> _Entries supplied_:
-------

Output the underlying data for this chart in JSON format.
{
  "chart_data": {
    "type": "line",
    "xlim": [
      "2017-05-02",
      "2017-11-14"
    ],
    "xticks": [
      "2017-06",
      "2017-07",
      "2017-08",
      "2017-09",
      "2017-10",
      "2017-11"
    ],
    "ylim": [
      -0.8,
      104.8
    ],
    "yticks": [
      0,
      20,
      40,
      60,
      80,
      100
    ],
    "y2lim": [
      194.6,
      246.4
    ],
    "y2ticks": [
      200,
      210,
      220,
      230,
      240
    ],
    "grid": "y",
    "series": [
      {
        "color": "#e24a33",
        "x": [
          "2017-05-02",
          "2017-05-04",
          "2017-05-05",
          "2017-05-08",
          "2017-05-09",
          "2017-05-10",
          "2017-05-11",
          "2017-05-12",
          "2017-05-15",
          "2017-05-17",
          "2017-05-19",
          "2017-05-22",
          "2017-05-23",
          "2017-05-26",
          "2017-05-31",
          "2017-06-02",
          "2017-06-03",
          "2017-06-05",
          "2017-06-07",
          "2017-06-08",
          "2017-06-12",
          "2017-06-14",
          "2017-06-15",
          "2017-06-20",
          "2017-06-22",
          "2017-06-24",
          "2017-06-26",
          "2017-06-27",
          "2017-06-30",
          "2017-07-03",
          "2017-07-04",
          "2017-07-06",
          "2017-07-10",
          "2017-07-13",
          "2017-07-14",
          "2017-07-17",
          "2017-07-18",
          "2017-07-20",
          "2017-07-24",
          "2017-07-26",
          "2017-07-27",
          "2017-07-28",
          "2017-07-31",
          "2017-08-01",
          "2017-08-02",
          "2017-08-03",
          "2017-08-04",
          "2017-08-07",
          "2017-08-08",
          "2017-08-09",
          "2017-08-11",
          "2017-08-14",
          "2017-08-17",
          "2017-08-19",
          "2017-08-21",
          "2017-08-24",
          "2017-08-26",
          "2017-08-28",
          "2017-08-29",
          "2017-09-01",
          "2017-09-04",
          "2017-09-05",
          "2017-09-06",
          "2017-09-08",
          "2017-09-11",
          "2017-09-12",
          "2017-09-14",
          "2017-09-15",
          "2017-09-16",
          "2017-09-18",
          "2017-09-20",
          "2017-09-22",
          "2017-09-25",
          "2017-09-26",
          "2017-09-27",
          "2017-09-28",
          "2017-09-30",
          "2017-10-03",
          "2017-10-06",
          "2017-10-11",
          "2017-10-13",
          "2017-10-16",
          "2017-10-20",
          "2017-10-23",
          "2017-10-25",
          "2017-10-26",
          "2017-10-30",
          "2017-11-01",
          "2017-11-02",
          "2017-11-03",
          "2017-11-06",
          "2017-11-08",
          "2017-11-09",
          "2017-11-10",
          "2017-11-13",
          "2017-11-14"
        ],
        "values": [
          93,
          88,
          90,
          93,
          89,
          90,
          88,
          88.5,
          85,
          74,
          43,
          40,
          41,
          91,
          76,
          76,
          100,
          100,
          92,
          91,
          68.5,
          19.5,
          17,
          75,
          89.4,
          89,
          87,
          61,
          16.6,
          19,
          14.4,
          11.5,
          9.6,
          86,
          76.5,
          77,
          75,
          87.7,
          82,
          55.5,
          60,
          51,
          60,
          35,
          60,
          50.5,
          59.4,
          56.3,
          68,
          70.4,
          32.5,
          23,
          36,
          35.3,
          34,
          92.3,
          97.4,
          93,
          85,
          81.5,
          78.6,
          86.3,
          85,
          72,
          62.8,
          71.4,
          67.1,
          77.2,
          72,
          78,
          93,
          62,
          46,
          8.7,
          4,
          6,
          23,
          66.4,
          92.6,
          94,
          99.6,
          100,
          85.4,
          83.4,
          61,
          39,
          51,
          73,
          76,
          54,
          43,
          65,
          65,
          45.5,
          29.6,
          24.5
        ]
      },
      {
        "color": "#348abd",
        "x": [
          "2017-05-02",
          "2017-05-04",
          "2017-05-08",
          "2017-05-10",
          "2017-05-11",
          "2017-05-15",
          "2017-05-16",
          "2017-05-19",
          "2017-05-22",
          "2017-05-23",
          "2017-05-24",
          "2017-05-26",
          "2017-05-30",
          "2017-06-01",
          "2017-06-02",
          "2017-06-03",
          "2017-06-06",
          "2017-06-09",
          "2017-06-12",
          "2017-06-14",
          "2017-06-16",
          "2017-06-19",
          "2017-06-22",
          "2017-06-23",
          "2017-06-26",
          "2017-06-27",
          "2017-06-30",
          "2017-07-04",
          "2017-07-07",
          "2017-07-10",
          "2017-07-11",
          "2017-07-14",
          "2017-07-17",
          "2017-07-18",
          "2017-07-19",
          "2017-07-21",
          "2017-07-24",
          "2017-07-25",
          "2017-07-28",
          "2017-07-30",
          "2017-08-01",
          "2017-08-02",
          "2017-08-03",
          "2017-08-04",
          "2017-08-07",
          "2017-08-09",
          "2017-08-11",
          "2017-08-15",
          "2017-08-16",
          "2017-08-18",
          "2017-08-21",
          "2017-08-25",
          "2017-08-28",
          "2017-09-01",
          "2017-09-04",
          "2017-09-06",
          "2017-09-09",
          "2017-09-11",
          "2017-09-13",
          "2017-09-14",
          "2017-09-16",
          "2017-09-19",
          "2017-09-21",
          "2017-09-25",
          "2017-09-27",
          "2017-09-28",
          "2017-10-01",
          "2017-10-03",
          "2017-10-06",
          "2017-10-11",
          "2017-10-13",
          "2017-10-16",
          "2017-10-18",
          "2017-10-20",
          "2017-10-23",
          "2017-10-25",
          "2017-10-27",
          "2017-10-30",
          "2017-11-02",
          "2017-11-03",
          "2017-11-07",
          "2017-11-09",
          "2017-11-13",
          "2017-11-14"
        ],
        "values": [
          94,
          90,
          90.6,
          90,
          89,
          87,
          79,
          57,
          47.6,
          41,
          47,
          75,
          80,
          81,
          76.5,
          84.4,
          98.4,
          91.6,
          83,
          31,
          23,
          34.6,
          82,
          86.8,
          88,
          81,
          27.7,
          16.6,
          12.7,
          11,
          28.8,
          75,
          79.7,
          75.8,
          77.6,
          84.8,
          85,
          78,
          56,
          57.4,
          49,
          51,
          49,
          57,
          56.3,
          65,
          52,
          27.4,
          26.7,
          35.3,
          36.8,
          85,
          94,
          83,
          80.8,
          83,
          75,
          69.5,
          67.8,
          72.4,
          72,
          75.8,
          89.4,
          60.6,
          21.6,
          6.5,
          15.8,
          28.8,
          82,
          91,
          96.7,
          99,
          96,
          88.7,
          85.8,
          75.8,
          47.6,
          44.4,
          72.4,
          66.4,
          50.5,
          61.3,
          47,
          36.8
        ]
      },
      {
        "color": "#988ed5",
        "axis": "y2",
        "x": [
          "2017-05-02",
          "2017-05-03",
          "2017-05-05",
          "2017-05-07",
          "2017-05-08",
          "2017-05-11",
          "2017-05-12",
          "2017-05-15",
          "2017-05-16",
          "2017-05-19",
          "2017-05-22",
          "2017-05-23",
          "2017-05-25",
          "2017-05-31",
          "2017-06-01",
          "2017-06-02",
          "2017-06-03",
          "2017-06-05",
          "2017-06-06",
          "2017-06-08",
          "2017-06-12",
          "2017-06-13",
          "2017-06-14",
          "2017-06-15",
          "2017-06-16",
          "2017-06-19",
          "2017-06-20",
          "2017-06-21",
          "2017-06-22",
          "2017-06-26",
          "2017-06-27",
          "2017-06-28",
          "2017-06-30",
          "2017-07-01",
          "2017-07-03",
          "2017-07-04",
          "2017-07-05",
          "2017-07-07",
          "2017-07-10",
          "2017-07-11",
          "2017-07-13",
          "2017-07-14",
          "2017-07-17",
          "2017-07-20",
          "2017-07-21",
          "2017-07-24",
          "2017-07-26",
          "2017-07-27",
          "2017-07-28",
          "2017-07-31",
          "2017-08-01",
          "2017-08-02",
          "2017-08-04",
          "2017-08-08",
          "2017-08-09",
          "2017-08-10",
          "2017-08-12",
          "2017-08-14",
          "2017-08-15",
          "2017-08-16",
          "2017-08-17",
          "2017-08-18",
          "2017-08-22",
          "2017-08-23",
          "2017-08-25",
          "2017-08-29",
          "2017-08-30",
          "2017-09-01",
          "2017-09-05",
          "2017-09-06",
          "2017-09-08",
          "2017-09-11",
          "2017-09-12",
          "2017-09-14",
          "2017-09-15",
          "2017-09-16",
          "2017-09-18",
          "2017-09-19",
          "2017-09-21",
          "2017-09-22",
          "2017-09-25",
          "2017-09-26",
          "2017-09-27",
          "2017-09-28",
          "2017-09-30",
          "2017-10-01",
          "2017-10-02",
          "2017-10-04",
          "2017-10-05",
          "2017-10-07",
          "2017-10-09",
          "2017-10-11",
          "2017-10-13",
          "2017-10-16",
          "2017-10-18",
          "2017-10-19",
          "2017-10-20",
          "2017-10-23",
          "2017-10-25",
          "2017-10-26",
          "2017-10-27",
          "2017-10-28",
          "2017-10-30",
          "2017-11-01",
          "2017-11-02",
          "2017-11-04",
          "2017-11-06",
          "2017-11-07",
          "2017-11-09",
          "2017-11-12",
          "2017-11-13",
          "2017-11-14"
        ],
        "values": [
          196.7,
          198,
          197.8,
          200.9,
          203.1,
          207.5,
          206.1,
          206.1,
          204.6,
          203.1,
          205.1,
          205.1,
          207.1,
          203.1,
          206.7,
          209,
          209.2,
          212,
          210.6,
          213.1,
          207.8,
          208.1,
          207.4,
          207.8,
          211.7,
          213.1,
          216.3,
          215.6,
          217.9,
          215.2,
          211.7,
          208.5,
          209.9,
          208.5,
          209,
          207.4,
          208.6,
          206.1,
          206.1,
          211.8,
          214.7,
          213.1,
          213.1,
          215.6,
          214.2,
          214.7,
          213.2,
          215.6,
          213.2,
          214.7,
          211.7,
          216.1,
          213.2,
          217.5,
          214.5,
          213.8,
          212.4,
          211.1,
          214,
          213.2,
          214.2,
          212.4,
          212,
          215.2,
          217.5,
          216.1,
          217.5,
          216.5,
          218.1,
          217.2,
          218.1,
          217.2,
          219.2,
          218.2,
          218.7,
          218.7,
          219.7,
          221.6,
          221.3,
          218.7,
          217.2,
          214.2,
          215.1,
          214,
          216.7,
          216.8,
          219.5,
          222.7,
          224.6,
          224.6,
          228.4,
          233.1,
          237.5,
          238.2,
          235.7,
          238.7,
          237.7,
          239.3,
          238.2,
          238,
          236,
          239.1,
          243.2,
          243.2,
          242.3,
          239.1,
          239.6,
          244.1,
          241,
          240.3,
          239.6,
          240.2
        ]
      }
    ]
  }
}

-------

> _Goal_: Count each line with "color" in it and report that figure by itself.

> _Result_: 3